Nell'estratto sull'Ospizio di Limonov, in quali anni Limonov aveva già denunciato i reality show?

== Estratto scelto ==

L'Ospizio di Limonov, come ho ricordato anche in una mia recensione al saggio, altro non è che una società sorvegliata dall'Amministrazione, che garantisce ai Malati (i cittadini) ogni tipo di piacere e comfort, utilizzando così quella violenza soft – attraverso l'esaltazione di un Popolo senza opinioni, amante del progresso e del piacere illimitato - che lo stesso Hitler uzilizzò contro i tedeschi della sua epoca, mascherando così tutto l'orrore autentico del Regime.

Un Ospizio nel quale tutto è permesso, ovvero niente è davvero permesso, come affermava Pasolini. In cui i media e i giornali permettono “libertà di parola”, ma effettivo spazio lo trovano solo coloro i quali hanno i mezzi finanziari per poter raggiungere le masse. Oppure, venendo alla nostra epoca dei “social”, tutti possono scrivere contro l'Amministrazione dell'Ospizio, ma questo non smuoverà la situazione di una virgola.

Nell'Ospizio denunciato da Limonov l'uomo è svirilizzato, addomesticato dalla pubblicità commerciale, dalla televisione, dalla musica pop, dai reality show (denunciati già nel 1988-89 da Limonov!).

===
== Dati grezzi ==

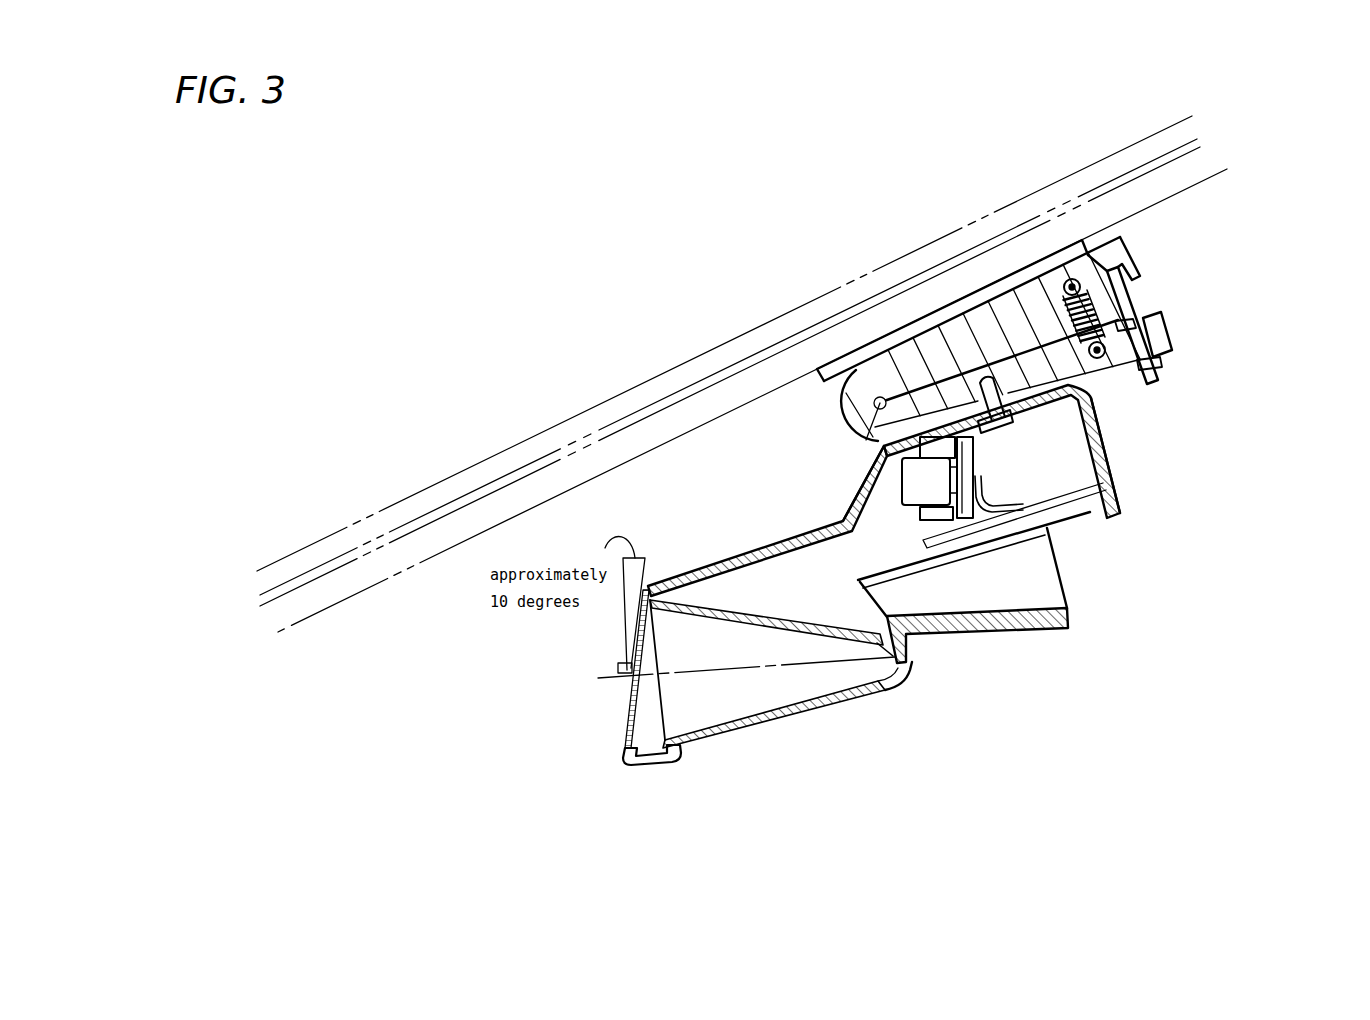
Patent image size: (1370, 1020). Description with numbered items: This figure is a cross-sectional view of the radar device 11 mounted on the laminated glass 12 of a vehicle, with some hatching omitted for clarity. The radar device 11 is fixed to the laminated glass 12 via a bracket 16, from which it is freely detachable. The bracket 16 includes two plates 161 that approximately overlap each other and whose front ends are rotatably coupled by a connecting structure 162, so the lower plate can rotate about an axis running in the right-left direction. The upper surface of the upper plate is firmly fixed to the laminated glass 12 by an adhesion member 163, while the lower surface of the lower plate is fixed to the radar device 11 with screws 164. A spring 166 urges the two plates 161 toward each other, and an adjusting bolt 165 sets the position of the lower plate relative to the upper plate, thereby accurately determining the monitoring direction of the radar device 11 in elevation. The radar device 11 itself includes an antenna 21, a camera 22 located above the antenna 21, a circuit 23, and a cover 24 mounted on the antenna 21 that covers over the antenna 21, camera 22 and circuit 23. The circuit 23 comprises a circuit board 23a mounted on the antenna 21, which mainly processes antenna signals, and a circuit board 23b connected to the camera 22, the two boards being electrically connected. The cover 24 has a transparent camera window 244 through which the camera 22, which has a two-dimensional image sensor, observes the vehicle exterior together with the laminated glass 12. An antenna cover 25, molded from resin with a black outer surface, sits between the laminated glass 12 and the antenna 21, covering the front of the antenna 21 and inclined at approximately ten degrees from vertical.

The radar device 11 is at (1136, 636).
The laminated glass 12 is at (823, 292).
The bracket 16 is at (1318, 208).
The plates 161 is at (1125, 256).
The connecting structure 162 is at (853, 430).
The adhesion member 163 is at (825, 384).
The screws 164 is at (1008, 419).
The adjusting bolt 165 is at (1124, 292).
The spring 166 is at (1104, 312).
The antenna 21 is at (940, 690).
The camera 22 is at (975, 470).
The circuit 23 is at (1229, 520).
The circuit board 23a is at (1095, 514).
The circuit board 23b is at (1121, 506).
The cover 24 is at (757, 557).
The camera window 244 is at (858, 493).
The antenna cover 25 is at (630, 707).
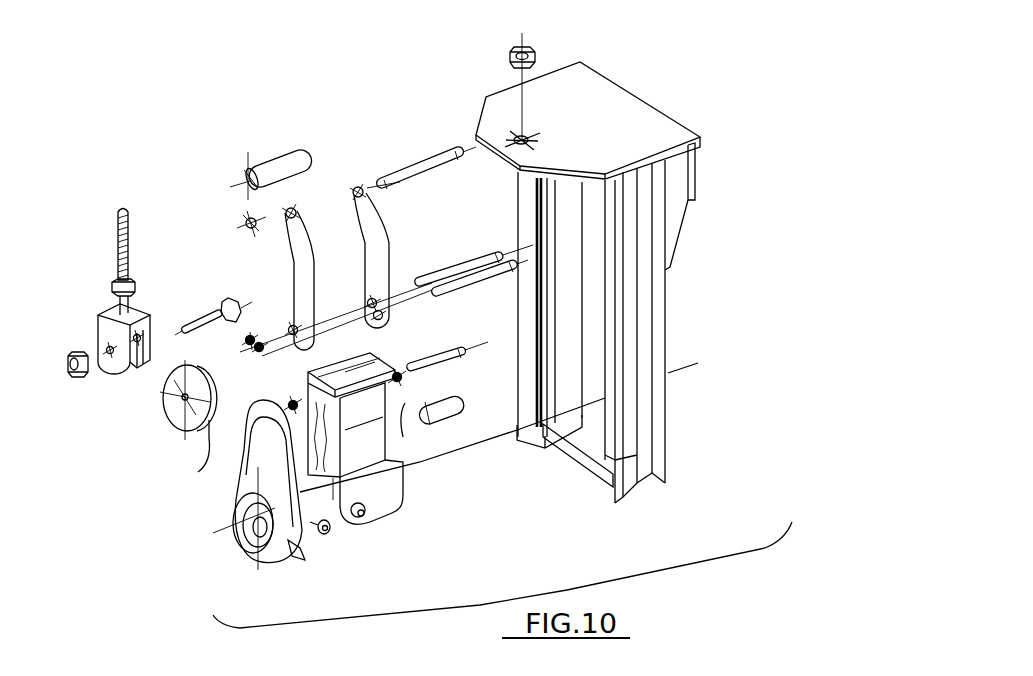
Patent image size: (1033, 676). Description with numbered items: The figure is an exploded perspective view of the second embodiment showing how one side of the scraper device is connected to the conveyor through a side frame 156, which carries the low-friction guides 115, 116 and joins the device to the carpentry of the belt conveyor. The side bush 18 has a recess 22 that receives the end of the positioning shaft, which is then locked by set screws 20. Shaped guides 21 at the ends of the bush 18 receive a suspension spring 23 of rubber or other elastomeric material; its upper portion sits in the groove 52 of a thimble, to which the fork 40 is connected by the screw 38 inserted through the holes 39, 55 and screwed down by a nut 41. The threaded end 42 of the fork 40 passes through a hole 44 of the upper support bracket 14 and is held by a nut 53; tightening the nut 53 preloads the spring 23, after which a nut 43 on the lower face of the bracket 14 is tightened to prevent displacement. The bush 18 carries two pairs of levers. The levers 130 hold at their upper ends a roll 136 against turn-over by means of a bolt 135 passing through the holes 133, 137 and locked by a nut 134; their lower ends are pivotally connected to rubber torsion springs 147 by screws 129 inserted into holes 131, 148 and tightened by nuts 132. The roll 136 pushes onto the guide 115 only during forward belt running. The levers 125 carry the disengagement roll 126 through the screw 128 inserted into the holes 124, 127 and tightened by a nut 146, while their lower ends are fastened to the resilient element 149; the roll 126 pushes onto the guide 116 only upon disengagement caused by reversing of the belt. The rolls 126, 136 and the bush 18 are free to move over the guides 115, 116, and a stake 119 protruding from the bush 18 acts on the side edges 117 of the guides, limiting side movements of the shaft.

The upper support bracket 14 is at (612, 112).
The side frame 156 is at (653, 409).
The guide 115 is at (566, 416).
The guide 116 is at (602, 438).
The side edge of the guides 117 is at (603, 438).
The nut 53 is at (533, 47).
The hole 44 is at (528, 138).
The bolt 135 is at (418, 172).
The roll 136 is at (295, 172).
The hole 137 is at (243, 172).
The nut 134 is at (245, 221).
The levers 130 is at (381, 270).
The holes 133 is at (358, 188).
The holes 131 is at (377, 313).
The nuts 132 is at (259, 343).
The screws 129 is at (475, 278).
The screw 128 is at (460, 351).
The levers 125 is at (323, 380).
The holes 124 is at (395, 368).
The nut 146 is at (290, 404).
The hole 127 is at (414, 407).
The disengagement roll 126 is at (447, 418).
The side bush 18 is at (397, 482).
The rubber torsion springs 147 is at (373, 447).
The resilient element 149 is at (398, 493).
The holes 148 is at (330, 492).
The stake 119 is at (349, 505).
The set screws 20 is at (327, 535).
The guides 21 is at (307, 560).
The suspension springs 23 is at (272, 470).
The recesses 22 is at (250, 538).
The hole 55 is at (180, 402).
The groove 52 is at (207, 448).
The fork 40 is at (105, 326).
The threaded end 42 is at (112, 245).
The nut 43 is at (130, 285).
The nut 41 is at (66, 362).
The holes 39 is at (110, 352).
The screw 38 is at (196, 320).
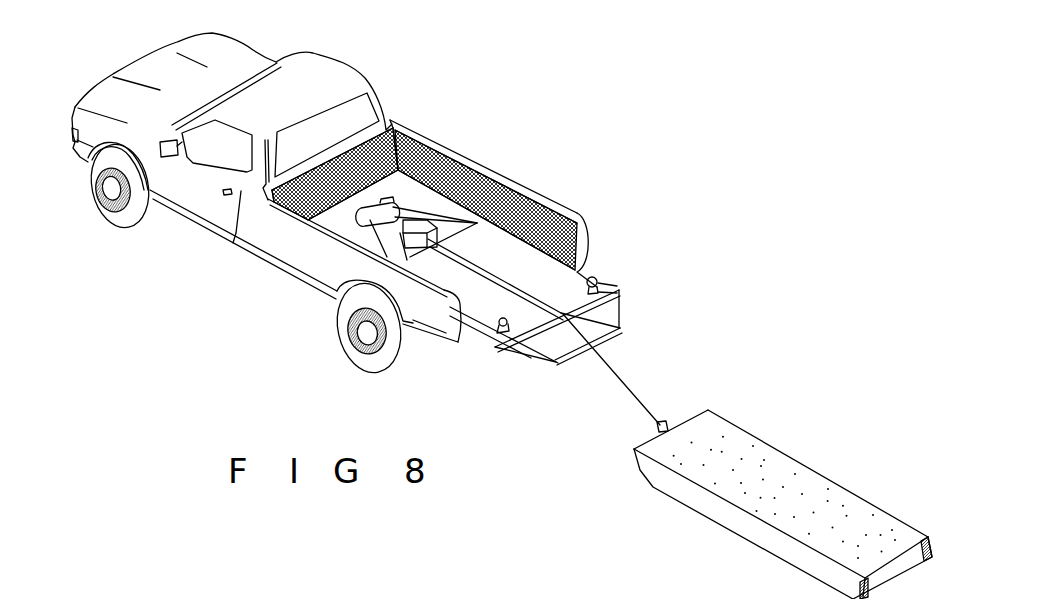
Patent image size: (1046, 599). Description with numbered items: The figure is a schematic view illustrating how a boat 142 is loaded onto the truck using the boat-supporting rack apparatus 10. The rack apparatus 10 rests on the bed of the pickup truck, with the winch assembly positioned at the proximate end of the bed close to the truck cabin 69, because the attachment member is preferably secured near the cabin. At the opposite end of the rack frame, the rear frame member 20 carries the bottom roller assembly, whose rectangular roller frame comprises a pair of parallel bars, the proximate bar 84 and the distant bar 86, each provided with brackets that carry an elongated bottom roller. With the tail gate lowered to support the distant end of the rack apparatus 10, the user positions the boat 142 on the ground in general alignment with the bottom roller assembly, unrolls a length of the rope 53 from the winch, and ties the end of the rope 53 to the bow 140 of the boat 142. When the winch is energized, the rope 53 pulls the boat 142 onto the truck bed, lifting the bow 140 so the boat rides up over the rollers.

===

**Soluzione:**
Nel 1988-89.